Collected data entries:

>> Begin

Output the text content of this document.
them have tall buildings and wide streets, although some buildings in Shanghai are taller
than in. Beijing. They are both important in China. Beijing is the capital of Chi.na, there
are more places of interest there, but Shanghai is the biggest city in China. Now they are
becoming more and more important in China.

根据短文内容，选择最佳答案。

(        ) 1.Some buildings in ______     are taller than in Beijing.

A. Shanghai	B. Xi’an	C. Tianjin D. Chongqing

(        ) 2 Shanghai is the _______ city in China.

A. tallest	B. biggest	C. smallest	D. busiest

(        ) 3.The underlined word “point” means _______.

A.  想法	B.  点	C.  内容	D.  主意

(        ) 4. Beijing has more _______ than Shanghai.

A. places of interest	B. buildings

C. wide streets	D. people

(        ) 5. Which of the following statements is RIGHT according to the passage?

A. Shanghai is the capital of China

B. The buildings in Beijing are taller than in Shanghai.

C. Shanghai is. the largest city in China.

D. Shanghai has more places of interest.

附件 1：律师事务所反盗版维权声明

>> End

● **Given request**:
Report the number of lines in the listing where the string "biggest" appears, and nothing besides.

● **Written solution**:
2